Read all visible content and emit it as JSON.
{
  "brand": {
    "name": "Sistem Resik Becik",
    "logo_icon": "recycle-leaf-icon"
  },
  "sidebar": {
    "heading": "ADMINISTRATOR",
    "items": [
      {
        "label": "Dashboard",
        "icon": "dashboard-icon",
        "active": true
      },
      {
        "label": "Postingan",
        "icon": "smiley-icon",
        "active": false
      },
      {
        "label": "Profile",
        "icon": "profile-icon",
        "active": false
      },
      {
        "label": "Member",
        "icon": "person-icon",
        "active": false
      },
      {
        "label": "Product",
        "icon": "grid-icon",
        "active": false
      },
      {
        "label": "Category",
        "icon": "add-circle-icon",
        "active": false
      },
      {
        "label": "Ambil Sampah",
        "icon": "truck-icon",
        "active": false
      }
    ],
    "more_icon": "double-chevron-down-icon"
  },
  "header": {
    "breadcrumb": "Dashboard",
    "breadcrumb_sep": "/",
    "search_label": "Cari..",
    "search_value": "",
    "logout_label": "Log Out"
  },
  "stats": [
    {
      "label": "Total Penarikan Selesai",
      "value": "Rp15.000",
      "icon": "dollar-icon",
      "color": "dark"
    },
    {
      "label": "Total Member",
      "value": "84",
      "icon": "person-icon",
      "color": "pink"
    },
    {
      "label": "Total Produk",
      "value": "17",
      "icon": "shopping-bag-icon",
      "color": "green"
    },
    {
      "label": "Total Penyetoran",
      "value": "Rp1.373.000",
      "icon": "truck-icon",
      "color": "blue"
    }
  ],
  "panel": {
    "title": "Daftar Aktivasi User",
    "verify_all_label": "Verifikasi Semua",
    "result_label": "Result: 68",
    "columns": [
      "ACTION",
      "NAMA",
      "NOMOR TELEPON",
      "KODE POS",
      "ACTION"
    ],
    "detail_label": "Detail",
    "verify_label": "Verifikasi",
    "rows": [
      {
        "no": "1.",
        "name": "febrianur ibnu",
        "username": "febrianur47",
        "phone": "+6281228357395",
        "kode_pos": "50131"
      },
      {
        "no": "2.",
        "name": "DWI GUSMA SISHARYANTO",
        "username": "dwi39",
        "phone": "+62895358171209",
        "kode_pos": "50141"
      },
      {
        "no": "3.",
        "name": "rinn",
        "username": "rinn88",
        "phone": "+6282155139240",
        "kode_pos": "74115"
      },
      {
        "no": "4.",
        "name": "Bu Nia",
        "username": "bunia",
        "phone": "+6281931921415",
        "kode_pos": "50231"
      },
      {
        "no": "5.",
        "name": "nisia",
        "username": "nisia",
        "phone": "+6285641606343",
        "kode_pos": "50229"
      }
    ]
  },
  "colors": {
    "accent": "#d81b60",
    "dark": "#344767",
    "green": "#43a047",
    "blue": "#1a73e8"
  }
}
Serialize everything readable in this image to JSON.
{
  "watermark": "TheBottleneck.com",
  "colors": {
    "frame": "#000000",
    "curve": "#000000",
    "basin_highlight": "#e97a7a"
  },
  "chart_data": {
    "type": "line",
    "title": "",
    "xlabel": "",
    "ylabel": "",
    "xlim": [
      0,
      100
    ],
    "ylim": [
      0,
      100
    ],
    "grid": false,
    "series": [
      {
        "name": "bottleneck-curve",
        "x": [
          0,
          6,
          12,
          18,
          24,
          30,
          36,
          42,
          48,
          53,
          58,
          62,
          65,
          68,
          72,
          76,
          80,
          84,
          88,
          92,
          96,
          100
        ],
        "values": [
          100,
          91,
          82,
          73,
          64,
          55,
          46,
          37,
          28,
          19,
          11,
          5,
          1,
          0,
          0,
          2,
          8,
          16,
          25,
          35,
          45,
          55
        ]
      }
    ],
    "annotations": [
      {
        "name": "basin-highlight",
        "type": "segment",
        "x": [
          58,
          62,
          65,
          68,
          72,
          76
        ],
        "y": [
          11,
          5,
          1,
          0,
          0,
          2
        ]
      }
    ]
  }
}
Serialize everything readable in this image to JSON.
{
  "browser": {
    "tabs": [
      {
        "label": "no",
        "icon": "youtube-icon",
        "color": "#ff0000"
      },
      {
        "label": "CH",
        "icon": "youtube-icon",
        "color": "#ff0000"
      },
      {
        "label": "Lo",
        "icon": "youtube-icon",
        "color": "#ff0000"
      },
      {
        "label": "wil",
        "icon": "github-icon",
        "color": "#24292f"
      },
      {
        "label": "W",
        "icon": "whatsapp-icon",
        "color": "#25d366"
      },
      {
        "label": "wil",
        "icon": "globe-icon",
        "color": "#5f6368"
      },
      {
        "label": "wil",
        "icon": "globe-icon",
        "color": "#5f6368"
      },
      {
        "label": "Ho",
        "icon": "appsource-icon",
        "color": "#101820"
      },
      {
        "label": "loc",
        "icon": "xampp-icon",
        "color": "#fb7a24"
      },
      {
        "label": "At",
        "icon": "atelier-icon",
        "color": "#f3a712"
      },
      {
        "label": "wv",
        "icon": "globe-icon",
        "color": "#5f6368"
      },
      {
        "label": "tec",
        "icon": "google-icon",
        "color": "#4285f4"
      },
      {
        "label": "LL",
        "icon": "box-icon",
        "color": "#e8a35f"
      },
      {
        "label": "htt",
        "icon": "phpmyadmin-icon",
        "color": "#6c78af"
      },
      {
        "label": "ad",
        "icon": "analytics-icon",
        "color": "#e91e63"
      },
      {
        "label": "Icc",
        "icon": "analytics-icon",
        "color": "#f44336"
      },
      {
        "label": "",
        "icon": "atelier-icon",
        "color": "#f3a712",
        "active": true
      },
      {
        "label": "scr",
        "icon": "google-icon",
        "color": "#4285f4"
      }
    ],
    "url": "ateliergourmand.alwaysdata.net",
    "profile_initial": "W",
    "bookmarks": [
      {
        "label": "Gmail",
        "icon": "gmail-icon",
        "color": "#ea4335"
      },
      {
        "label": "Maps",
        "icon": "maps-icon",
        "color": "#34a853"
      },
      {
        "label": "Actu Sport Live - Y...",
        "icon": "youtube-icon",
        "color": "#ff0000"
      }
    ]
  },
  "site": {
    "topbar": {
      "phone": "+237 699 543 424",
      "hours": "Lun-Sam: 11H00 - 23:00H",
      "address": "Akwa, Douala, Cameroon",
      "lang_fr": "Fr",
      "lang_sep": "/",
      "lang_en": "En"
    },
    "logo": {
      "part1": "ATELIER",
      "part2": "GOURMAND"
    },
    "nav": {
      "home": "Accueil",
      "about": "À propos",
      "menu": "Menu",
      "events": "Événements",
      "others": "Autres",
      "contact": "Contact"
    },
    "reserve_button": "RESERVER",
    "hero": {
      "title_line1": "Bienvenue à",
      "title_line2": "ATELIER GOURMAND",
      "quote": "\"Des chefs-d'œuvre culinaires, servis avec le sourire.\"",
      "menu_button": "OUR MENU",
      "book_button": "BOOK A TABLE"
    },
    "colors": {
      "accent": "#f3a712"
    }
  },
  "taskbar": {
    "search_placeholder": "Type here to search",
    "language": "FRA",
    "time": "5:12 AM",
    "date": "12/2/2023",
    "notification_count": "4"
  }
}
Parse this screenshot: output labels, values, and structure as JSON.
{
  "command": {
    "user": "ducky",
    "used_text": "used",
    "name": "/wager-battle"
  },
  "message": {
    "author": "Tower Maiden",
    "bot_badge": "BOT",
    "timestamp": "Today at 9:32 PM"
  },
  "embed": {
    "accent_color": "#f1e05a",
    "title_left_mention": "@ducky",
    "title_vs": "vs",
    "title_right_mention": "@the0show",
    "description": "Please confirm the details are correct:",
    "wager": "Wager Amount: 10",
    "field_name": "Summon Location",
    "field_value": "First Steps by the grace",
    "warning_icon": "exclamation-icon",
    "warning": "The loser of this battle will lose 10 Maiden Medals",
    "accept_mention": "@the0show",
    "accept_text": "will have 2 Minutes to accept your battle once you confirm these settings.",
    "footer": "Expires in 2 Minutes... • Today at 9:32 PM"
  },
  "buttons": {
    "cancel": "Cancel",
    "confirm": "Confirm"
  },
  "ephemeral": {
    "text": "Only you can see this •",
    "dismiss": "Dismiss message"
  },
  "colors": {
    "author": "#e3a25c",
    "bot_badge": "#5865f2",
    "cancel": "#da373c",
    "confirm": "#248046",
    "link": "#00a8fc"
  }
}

→ Work instructions:
Locate the string "ducky" in the listing above and copy every line where it occurs.

→ Answer to this exercise:
    "user": "ducky",
    "title_left_mention": "@ducky",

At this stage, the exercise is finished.